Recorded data
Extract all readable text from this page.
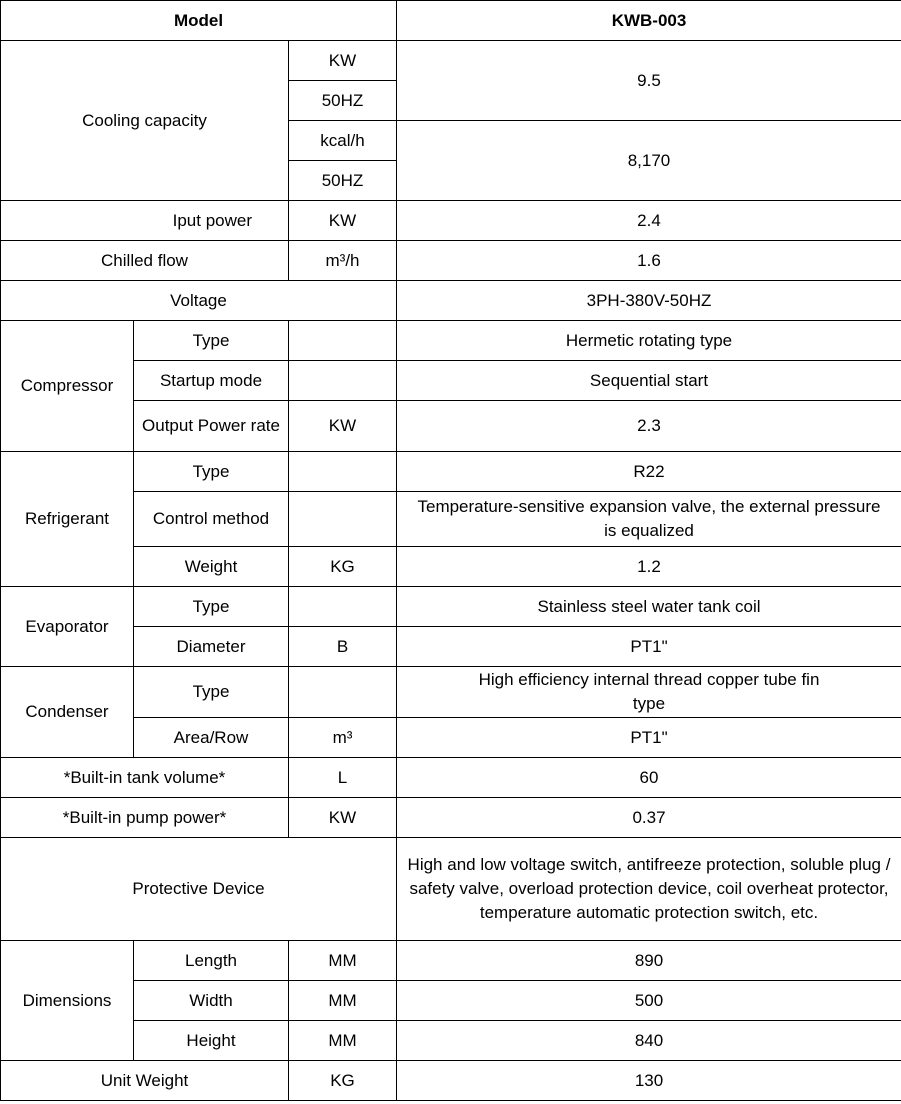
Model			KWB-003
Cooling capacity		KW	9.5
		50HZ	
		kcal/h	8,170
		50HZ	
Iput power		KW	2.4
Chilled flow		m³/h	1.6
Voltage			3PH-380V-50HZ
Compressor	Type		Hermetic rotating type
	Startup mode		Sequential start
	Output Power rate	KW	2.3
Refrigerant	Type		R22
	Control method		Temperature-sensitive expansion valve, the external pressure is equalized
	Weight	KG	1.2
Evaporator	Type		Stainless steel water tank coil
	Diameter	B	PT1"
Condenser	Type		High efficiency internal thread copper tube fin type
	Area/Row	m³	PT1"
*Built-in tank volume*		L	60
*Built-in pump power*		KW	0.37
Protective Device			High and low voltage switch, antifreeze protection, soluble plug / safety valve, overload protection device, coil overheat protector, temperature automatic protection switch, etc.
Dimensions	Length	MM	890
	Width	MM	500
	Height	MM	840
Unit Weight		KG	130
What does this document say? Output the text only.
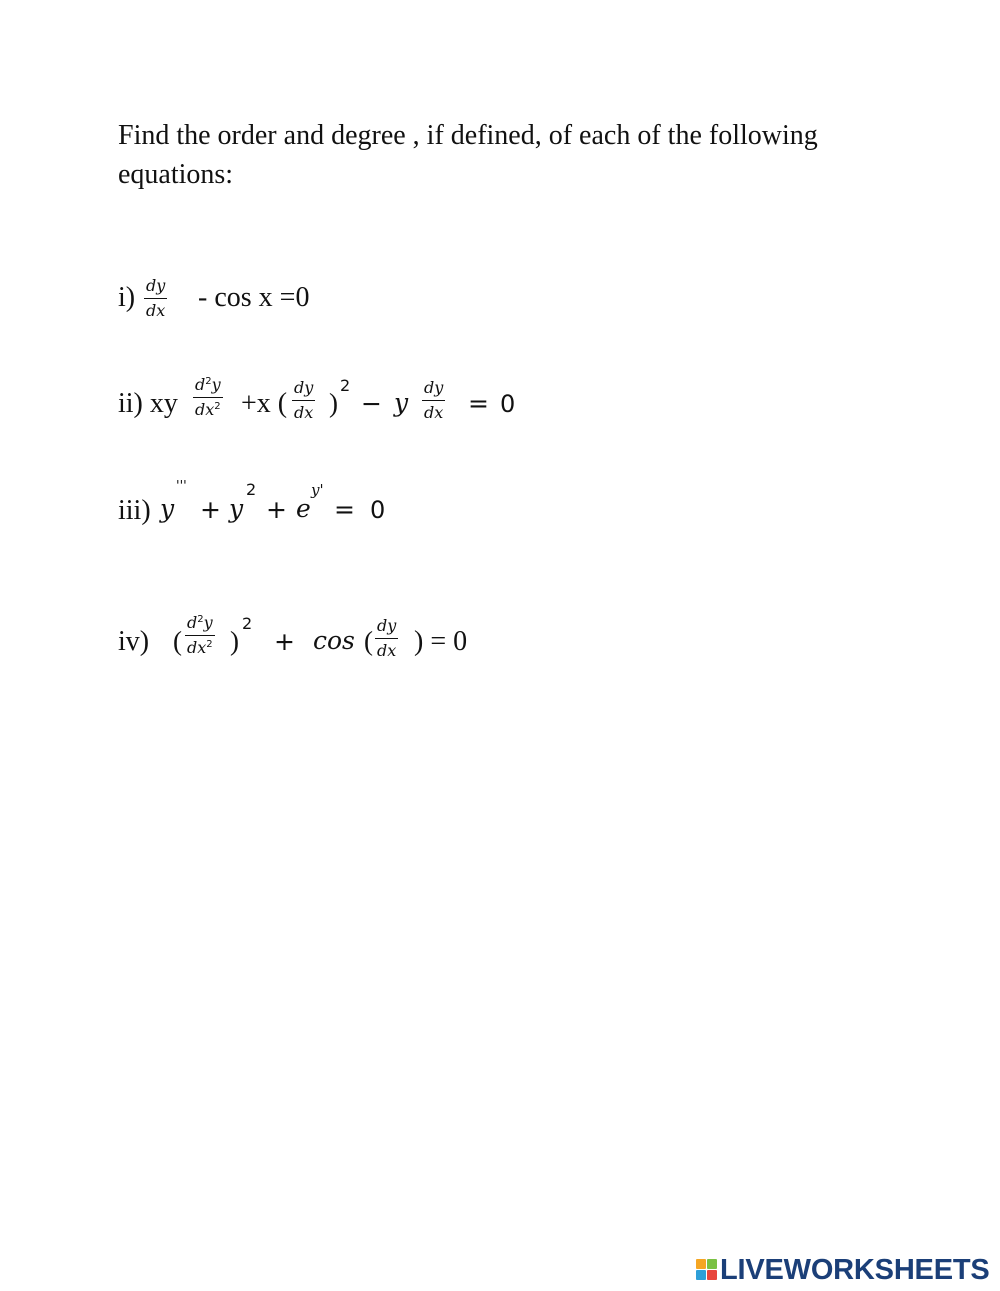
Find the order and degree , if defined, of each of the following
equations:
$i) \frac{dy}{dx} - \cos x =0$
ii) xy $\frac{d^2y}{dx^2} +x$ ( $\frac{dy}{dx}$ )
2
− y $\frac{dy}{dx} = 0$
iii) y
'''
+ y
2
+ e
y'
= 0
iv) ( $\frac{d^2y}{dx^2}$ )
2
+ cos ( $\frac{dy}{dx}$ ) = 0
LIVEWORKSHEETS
* * *
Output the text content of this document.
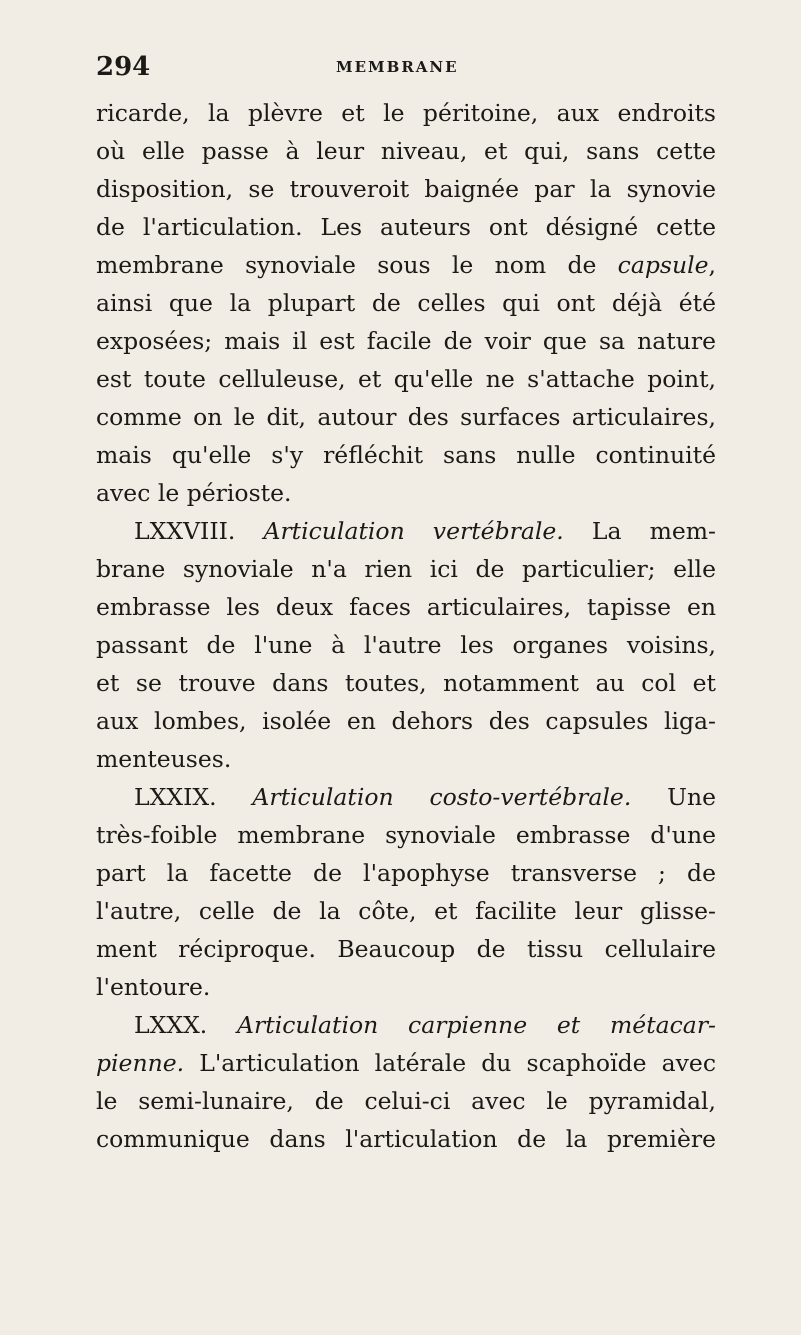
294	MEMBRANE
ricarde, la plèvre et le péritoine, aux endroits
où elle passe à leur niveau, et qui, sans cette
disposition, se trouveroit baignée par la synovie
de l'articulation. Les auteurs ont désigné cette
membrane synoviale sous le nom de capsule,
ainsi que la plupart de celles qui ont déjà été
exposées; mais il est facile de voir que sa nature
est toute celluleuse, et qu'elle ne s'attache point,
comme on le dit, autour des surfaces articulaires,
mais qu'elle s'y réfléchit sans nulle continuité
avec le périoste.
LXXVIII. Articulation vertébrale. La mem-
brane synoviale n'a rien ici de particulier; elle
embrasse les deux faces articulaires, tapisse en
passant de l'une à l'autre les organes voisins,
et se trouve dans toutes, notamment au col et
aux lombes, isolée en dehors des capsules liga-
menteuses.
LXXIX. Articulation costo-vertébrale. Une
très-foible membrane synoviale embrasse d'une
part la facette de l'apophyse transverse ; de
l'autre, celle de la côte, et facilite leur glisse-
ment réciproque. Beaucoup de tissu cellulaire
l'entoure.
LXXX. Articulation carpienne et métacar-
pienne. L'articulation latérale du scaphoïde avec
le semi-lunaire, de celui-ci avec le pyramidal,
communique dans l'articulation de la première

• **What the task asks**
Working from the listing above, pick out every line that has "articulaires" and copy it.

• **Answer in full**
comme on le dit, autour des surfaces articulaires,
embrasse les deux faces articulaires, tapisse en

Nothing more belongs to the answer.